* begin Data lines *

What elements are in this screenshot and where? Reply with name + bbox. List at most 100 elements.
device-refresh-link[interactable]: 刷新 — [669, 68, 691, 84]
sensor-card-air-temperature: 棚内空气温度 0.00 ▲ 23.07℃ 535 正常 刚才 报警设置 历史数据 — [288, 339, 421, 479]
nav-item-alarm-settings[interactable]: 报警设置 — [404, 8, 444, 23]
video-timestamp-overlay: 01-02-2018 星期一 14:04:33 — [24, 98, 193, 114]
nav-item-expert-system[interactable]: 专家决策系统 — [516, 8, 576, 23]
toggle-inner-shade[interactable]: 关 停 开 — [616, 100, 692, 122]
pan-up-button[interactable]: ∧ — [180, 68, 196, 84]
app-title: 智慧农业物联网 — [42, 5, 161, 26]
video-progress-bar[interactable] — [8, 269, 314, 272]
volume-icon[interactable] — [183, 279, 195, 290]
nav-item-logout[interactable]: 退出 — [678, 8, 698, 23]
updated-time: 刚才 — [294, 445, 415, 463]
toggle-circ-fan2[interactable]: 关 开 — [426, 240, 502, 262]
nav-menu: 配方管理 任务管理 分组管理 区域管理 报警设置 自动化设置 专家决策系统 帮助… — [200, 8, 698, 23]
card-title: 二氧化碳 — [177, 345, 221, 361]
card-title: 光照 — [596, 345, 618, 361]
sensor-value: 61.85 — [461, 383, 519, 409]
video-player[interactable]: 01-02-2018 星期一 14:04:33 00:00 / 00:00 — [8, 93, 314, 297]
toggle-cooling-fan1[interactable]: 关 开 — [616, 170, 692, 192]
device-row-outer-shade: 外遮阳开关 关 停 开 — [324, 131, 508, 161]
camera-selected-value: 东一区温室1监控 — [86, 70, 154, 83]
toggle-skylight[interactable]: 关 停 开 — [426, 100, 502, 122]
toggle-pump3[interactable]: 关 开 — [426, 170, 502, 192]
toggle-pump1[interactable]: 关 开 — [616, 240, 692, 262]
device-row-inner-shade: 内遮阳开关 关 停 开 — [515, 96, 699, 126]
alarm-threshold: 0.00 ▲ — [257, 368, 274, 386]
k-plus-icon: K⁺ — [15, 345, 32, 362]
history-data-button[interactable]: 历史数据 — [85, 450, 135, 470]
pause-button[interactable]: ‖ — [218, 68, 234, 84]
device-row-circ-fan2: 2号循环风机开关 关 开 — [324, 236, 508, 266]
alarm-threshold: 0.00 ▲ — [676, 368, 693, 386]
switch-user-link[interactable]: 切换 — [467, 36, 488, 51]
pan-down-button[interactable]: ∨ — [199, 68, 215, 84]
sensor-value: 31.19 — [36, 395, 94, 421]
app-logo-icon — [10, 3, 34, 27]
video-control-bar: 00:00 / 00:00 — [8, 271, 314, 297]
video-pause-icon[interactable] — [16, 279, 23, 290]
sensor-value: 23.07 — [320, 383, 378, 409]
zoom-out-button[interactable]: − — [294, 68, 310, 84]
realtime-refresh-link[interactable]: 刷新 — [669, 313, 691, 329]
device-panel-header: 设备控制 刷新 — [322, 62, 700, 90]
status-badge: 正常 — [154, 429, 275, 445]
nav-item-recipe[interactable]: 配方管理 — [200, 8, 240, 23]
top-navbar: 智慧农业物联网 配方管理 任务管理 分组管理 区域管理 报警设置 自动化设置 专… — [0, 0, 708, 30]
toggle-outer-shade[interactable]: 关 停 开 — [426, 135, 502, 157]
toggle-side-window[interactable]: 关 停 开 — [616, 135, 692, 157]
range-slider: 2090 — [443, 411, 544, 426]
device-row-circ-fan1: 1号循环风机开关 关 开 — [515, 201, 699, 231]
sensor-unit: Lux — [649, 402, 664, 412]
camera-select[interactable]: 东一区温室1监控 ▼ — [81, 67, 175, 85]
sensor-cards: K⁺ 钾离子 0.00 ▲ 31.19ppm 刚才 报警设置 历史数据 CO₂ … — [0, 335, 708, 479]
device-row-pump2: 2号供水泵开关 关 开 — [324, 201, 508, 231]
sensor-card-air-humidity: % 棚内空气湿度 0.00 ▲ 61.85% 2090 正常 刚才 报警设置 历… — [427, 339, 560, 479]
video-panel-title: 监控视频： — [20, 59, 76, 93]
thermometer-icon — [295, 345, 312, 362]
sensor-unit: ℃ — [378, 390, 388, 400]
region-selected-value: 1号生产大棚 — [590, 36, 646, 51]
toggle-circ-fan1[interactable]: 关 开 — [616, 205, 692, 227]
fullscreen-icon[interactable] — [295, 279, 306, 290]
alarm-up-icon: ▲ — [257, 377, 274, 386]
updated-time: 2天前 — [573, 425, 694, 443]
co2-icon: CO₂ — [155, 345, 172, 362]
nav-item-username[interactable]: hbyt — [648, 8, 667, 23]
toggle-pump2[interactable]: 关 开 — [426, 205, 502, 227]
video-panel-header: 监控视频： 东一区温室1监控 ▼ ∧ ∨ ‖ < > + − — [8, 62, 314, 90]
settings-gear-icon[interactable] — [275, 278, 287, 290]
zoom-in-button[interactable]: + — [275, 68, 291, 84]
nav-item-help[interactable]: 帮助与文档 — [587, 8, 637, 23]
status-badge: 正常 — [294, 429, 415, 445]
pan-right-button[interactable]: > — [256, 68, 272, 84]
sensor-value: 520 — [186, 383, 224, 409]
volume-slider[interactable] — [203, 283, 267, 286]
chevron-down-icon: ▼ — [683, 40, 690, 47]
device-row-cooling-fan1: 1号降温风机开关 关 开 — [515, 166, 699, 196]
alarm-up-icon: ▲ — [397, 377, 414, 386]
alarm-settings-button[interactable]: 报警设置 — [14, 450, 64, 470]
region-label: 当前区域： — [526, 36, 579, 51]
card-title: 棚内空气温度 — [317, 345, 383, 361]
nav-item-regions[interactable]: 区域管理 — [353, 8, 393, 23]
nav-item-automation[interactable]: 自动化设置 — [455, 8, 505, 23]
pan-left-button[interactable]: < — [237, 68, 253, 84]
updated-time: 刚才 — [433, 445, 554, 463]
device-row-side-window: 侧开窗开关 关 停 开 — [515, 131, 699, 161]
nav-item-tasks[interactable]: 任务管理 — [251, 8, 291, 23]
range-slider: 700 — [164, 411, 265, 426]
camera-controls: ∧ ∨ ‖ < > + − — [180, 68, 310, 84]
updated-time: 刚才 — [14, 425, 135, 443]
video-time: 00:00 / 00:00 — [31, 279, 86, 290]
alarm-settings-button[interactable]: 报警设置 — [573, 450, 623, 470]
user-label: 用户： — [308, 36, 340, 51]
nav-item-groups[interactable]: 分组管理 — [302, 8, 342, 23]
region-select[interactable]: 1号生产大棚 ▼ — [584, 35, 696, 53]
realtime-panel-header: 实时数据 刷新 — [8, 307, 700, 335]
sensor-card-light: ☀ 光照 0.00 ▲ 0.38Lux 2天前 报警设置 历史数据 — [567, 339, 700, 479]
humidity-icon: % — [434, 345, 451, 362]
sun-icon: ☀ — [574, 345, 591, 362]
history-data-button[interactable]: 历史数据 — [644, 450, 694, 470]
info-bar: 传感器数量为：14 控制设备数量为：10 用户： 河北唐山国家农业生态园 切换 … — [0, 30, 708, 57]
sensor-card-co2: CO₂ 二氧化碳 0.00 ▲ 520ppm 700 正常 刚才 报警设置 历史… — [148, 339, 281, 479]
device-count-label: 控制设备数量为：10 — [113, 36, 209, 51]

* end Data lines *

→ **What you will do**
Write out every line of the items above, copying each one character for character.

→ **Result of the task**
What elements are in this screenshot and where? Reply with name + bbox. List at most 100 elements.
device-refresh-link[interactable]: 刷新 — [669, 68, 691, 84]
sensor-card-air-temperature: 棚内空气温度 0.00 ▲ 23.07℃ 535 正常 刚才 报警设置 历史数据 — [288, 339, 421, 479]
nav-item-alarm-settings[interactable]: 报警设置 — [404, 8, 444, 23]
video-timestamp-overlay: 01-02-2018 星期一 14:04:33 — [24, 98, 193, 114]
nav-item-expert-system[interactable]: 专家决策系统 — [516, 8, 576, 23]
toggle-inner-shade[interactable]: 关 停 开 — [616, 100, 692, 122]
pan-up-button[interactable]: ∧ — [180, 68, 196, 84]
app-title: 智慧农业物联网 — [42, 5, 161, 26]
video-progress-bar[interactable] — [8, 269, 314, 272]
volume-icon[interactable] — [183, 279, 195, 290]
nav-item-logout[interactable]: 退出 — [678, 8, 698, 23]
updated-time: 刚才 — [294, 445, 415, 463]
toggle-circ-fan2[interactable]: 关 开 — [426, 240, 502, 262]
nav-menu: 配方管理 任务管理 分组管理 区域管理 报警设置 自动化设置 专家决策系统 帮助… — [200, 8, 698, 23]
card-title: 二氧化碳 — [177, 345, 221, 361]
card-title: 光照 — [596, 345, 618, 361]
sensor-value: 61.85 — [461, 383, 519, 409]
video-player[interactable]: 01-02-2018 星期一 14:04:33 00:00 / 00:00 — [8, 93, 314, 297]
toggle-cooling-fan1[interactable]: 关 开 — [616, 170, 692, 192]
device-row-outer-shade: 外遮阳开关 关 停 开 — [324, 131, 508, 161]
camera-selected-value: 东一区温室1监控 — [86, 70, 154, 83]
toggle-skylight[interactable]: 关 停 开 — [426, 100, 502, 122]
toggle-pump3[interactable]: 关 开 — [426, 170, 502, 192]
toggle-pump1[interactable]: 关 开 — [616, 240, 692, 262]
device-row-inner-shade: 内遮阳开关 关 停 开 — [515, 96, 699, 126]
alarm-threshold: 0.00 ▲ — [257, 368, 274, 386]
k-plus-icon: K⁺ — [15, 345, 32, 362]
history-data-button[interactable]: 历史数据 — [85, 450, 135, 470]
pause-button[interactable]: ‖ — [218, 68, 234, 84]
device-row-circ-fan2: 2号循环风机开关 关 开 — [324, 236, 508, 266]
alarm-threshold: 0.00 ▲ — [676, 368, 693, 386]
switch-user-link[interactable]: 切换 — [467, 36, 488, 51]
pan-down-button[interactable]: ∨ — [199, 68, 215, 84]
sensor-value: 31.19 — [36, 395, 94, 421]
app-logo-icon — [10, 3, 34, 27]
video-control-bar: 00:00 / 00:00 — [8, 271, 314, 297]
video-pause-icon[interactable] — [16, 279, 23, 290]
sensor-value: 23.07 — [320, 383, 378, 409]
zoom-out-button[interactable]: − — [294, 68, 310, 84]
realtime-refresh-link[interactable]: 刷新 — [669, 313, 691, 329]
device-panel-header: 设备控制 刷新 — [322, 62, 700, 90]
status-badge: 正常 — [154, 429, 275, 445]
nav-item-recipe[interactable]: 配方管理 — [200, 8, 240, 23]
top-navbar: 智慧农业物联网 配方管理 任务管理 分组管理 区域管理 报警设置 自动化设置 专… — [0, 0, 708, 30]
toggle-outer-shade[interactable]: 关 停 开 — [426, 135, 502, 157]
toggle-side-window[interactable]: 关 停 开 — [616, 135, 692, 157]
range-slider: 2090 — [443, 411, 544, 426]
device-row-circ-fan1: 1号循环风机开关 关 开 — [515, 201, 699, 231]
sensor-unit: Lux — [649, 402, 664, 412]
camera-select[interactable]: 东一区温室1监控 ▼ — [81, 67, 175, 85]
sensor-cards: K⁺ 钾离子 0.00 ▲ 31.19ppm 刚才 报警设置 历史数据 CO₂ … — [0, 335, 708, 479]
device-row-pump2: 2号供水泵开关 关 开 — [324, 201, 508, 231]
sensor-card-air-humidity: % 棚内空气湿度 0.00 ▲ 61.85% 2090 正常 刚才 报警设置 历… — [427, 339, 560, 479]
video-panel-title: 监控视频： — [20, 59, 76, 93]
thermometer-icon — [295, 345, 312, 362]
sensor-unit: ℃ — [378, 390, 388, 400]
region-selected-value: 1号生产大棚 — [590, 36, 646, 51]
toggle-circ-fan1[interactable]: 关 开 — [616, 205, 692, 227]
fullscreen-icon[interactable] — [295, 279, 306, 290]
alarm-up-icon: ▲ — [257, 377, 274, 386]
updated-time: 2天前 — [573, 425, 694, 443]
co2-icon: CO₂ — [155, 345, 172, 362]
nav-item-username[interactable]: hbyt — [648, 8, 667, 23]
toggle-pump2[interactable]: 关 开 — [426, 205, 502, 227]
video-panel-header: 监控视频： 东一区温室1监控 ▼ ∧ ∨ ‖ < > + − — [8, 62, 314, 90]
settings-gear-icon[interactable] — [275, 278, 287, 290]
zoom-in-button[interactable]: + — [275, 68, 291, 84]
nav-item-help[interactable]: 帮助与文档 — [587, 8, 637, 23]
status-badge: 正常 — [294, 429, 415, 445]
pan-right-button[interactable]: > — [256, 68, 272, 84]
sensor-value: 520 — [186, 383, 224, 409]
volume-slider[interactable] — [203, 283, 267, 286]
chevron-down-icon: ▼ — [683, 40, 690, 47]
device-row-cooling-fan1: 1号降温风机开关 关 开 — [515, 166, 699, 196]
alarm-up-icon: ▲ — [397, 377, 414, 386]
alarm-settings-button[interactable]: 报警设置 — [14, 450, 64, 470]
region-label: 当前区域： — [526, 36, 579, 51]
card-title: 棚内空气温度 — [317, 345, 383, 361]
nav-item-regions[interactable]: 区域管理 — [353, 8, 393, 23]
nav-item-automation[interactable]: 自动化设置 — [455, 8, 505, 23]
pan-left-button[interactable]: < — [237, 68, 253, 84]
updated-time: 刚才 — [433, 445, 554, 463]
device-row-side-window: 侧开窗开关 关 停 开 — [515, 131, 699, 161]
nav-item-tasks[interactable]: 任务管理 — [251, 8, 291, 23]
range-slider: 700 — [164, 411, 265, 426]
camera-controls: ∧ ∨ ‖ < > + − — [180, 68, 310, 84]
updated-time: 刚才 — [14, 425, 135, 443]
video-time: 00:00 / 00:00 — [31, 279, 86, 290]
alarm-settings-button[interactable]: 报警设置 — [573, 450, 623, 470]
user-label: 用户： — [308, 36, 340, 51]
nav-item-groups[interactable]: 分组管理 — [302, 8, 342, 23]
region-select[interactable]: 1号生产大棚 ▼ — [584, 35, 696, 53]
realtime-panel-header: 实时数据 刷新 — [8, 307, 700, 335]
sensor-card-light: ☀ 光照 0.00 ▲ 0.38Lux 2天前 报警设置 历史数据 — [567, 339, 700, 479]
humidity-icon: % — [434, 345, 451, 362]
sun-icon: ☀ — [574, 345, 591, 362]
history-data-button[interactable]: 历史数据 — [644, 450, 694, 470]
info-bar: 传感器数量为：14 控制设备数量为：10 用户： 河北唐山国家农业生态园 切换 … — [0, 30, 708, 57]
sensor-card-co2: CO₂ 二氧化碳 0.00 ▲ 520ppm 700 正常 刚才 报警设置 历史… — [148, 339, 281, 479]
device-count-label: 控制设备数量为：10 — [113, 36, 209, 51]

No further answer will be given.